Scan the data for "this" and copy the lines it appears in.

##########

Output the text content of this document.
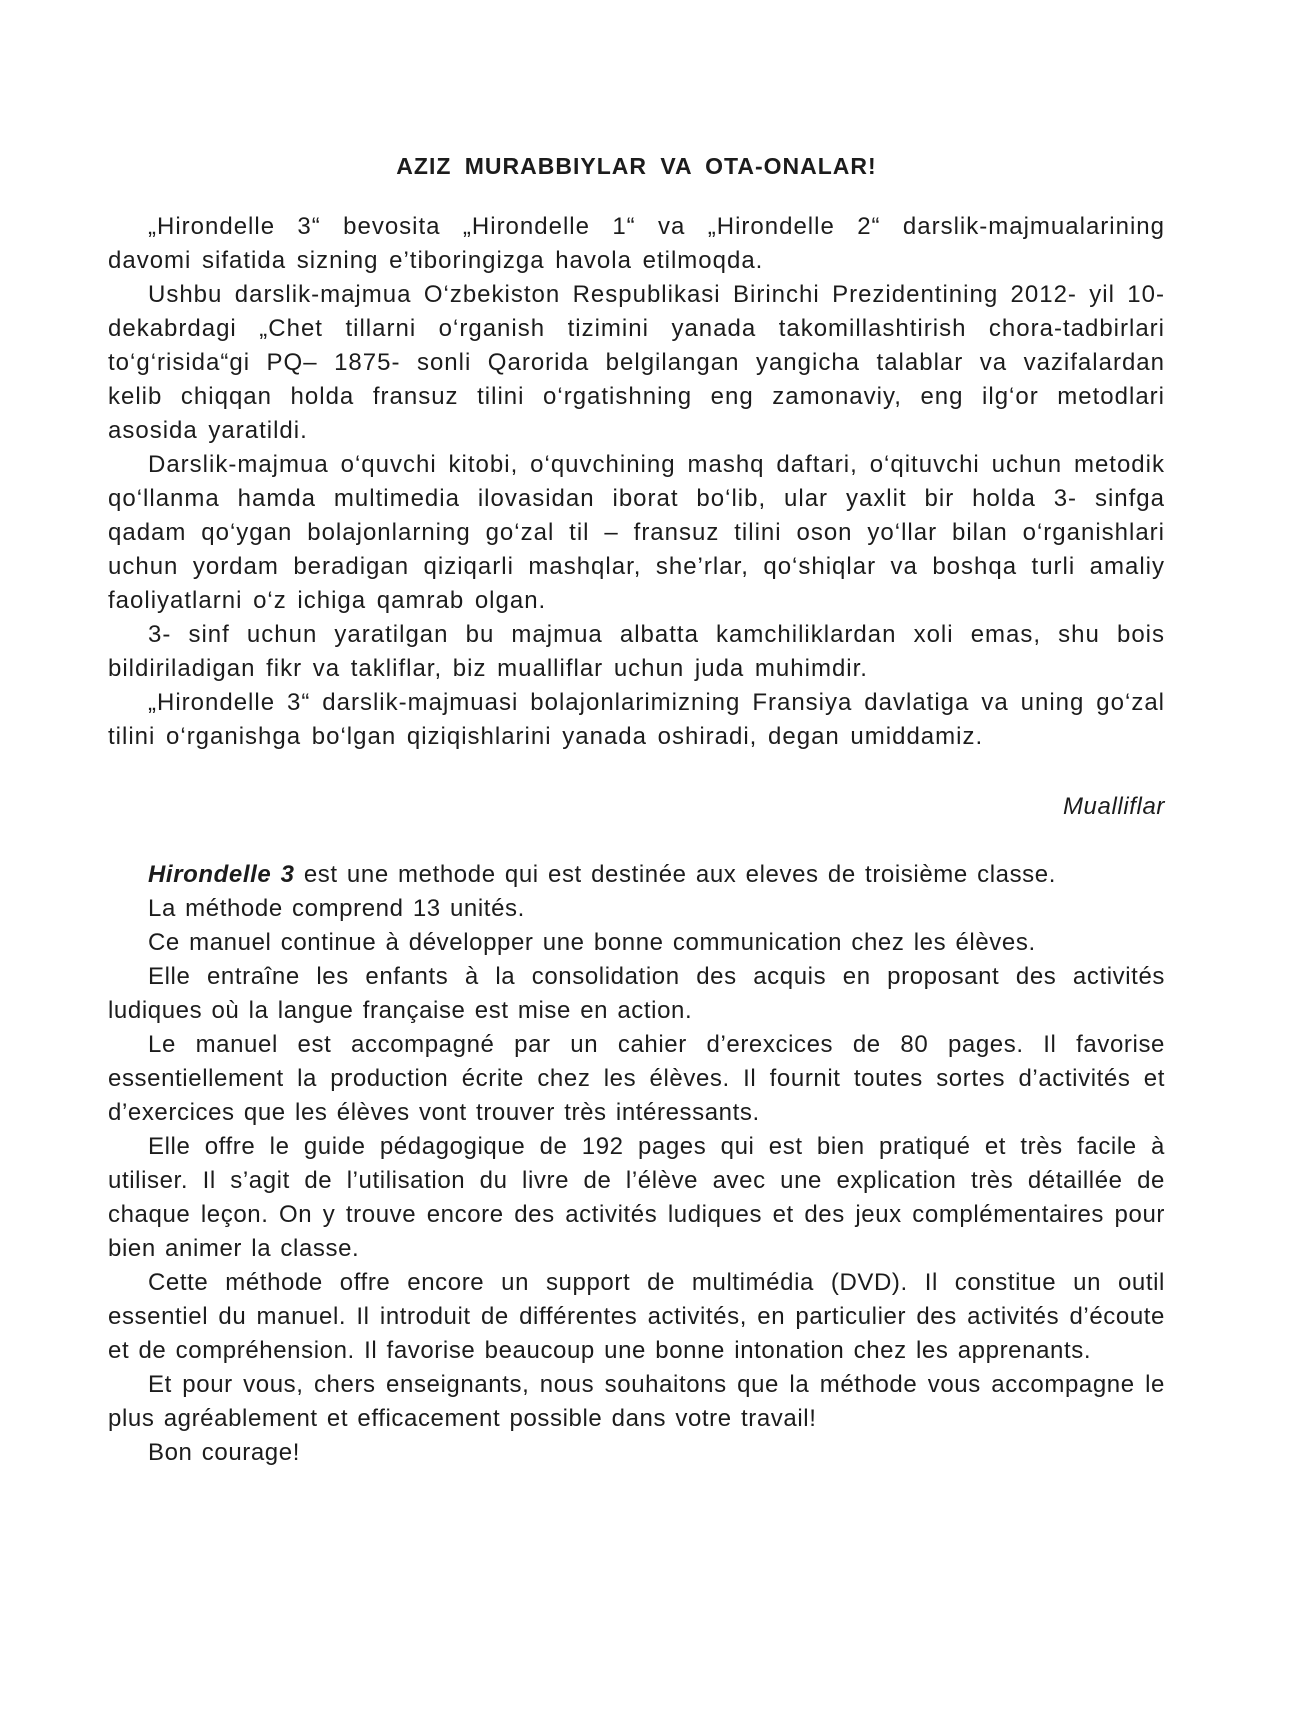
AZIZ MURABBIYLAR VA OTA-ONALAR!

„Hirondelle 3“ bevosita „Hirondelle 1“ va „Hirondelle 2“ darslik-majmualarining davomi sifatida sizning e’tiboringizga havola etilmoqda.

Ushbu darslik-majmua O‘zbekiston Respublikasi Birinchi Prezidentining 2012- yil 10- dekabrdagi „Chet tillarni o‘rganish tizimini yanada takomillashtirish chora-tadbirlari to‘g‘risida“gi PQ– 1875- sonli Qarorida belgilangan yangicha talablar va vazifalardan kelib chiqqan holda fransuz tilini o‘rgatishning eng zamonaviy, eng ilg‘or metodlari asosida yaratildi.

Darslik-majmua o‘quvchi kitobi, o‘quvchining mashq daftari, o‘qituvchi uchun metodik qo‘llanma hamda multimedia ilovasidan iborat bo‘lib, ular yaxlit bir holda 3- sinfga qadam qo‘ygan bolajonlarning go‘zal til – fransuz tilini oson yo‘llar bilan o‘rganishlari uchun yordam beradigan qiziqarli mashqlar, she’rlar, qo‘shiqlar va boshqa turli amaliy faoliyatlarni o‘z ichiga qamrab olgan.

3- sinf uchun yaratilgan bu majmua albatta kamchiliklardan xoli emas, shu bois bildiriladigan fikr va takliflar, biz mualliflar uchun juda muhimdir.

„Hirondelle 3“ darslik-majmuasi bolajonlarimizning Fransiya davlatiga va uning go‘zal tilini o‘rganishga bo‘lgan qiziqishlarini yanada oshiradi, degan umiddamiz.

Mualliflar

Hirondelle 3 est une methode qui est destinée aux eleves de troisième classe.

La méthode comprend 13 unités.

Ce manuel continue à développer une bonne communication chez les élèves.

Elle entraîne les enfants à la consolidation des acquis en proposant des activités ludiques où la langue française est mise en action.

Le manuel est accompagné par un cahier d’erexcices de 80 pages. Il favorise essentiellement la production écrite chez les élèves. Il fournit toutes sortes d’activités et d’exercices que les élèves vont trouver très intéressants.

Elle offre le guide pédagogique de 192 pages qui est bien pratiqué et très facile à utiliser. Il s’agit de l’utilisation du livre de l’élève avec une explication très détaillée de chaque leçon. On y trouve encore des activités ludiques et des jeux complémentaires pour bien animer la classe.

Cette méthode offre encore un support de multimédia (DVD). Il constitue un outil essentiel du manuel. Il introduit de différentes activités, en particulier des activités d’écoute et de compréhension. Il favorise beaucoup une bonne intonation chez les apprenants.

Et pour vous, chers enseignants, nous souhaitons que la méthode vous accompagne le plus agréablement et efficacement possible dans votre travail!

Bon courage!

##########

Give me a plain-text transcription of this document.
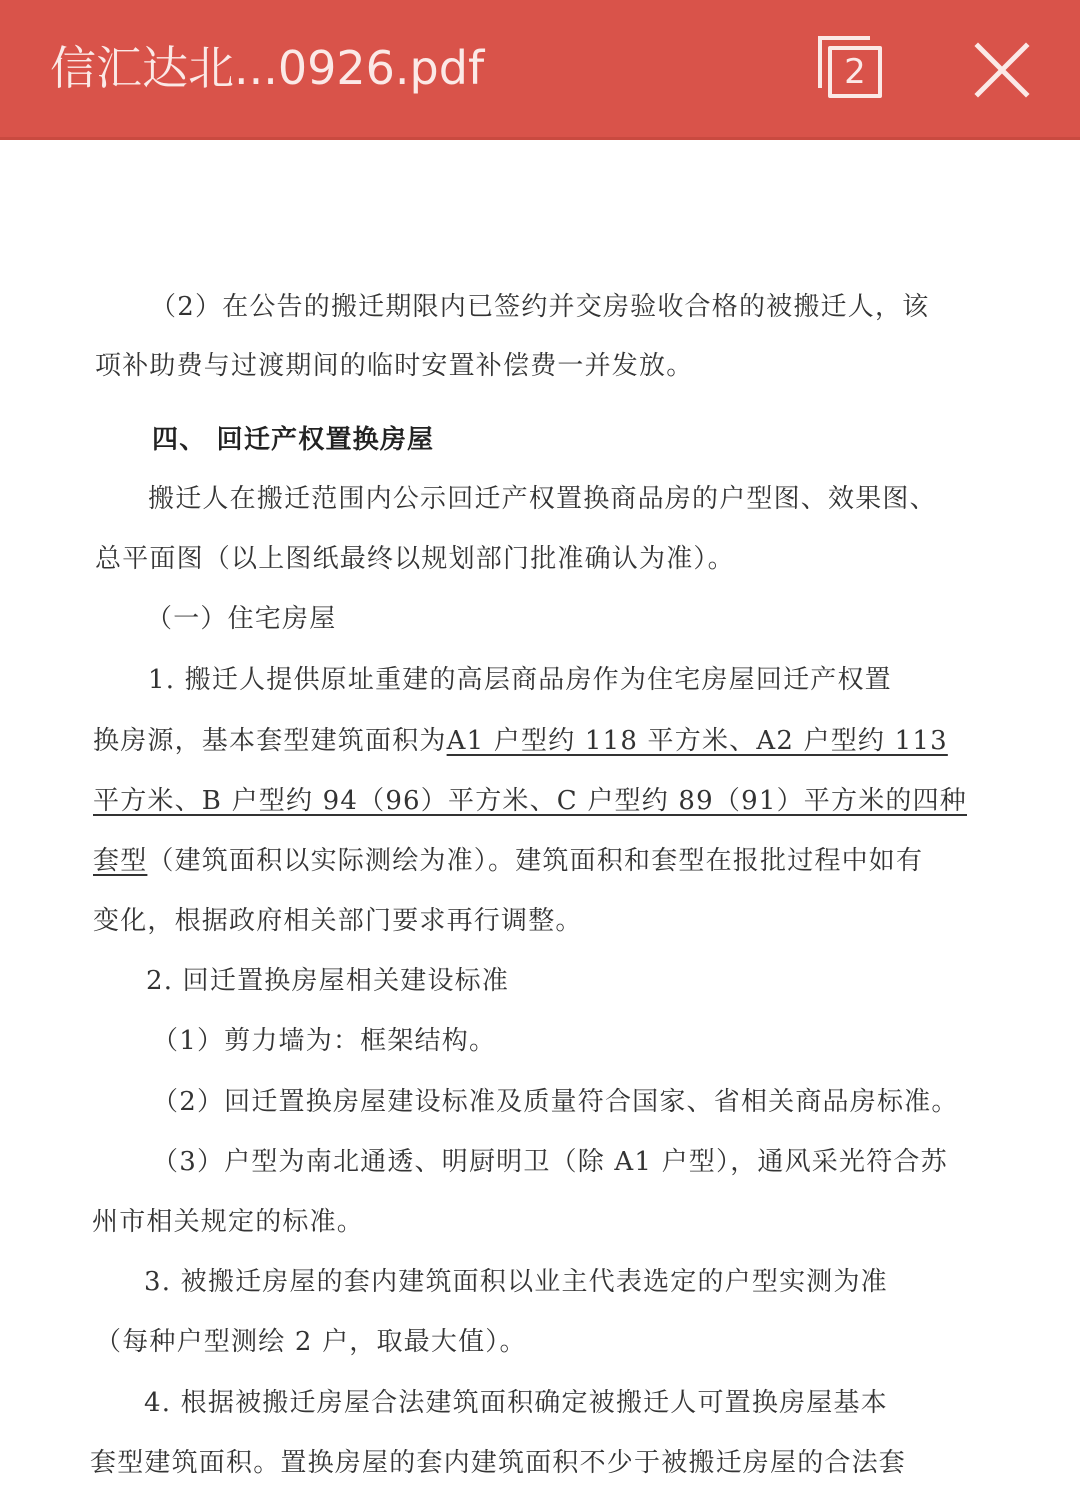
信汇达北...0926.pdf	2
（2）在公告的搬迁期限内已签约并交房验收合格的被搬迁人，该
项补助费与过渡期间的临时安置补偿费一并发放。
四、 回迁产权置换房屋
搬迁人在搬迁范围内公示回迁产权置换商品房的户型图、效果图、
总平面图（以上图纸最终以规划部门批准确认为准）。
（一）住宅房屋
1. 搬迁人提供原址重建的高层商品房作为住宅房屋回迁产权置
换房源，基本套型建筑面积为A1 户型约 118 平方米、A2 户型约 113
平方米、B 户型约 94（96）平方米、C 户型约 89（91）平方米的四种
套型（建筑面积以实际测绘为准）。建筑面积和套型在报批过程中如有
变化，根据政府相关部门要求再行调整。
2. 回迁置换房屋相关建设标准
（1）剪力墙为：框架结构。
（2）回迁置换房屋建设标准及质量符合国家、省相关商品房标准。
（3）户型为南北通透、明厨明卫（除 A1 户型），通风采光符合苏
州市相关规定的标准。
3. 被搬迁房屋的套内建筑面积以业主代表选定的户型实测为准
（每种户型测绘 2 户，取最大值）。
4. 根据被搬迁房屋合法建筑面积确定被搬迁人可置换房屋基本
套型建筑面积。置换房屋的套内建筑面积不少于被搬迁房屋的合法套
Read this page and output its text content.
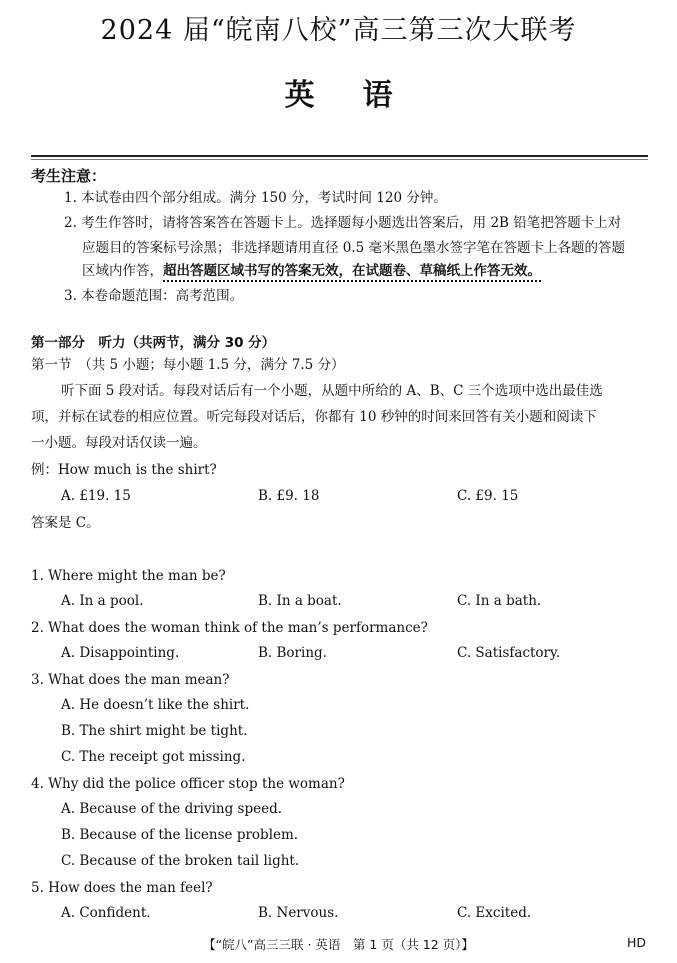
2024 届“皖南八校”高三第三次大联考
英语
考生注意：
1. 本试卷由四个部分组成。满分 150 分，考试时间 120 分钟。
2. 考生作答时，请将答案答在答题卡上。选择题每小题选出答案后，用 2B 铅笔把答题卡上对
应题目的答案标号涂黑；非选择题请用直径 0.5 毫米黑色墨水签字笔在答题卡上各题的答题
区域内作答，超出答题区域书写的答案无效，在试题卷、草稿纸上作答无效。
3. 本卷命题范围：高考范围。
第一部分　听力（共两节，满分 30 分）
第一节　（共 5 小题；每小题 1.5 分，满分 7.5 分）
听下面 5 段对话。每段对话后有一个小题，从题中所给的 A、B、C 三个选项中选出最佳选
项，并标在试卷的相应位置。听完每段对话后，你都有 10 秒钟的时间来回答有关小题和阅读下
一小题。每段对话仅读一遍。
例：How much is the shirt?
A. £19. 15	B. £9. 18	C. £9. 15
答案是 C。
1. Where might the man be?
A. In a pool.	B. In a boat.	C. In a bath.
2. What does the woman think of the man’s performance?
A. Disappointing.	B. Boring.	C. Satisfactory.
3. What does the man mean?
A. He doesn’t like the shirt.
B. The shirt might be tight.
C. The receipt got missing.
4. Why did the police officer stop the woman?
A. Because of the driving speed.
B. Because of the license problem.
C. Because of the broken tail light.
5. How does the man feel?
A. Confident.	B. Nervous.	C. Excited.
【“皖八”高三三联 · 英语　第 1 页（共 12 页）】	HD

##########

RESPONSE TO THE TASK:
Output the text content of this document.
Give me a plain-text transcription of this document.
Read this page and output its text content.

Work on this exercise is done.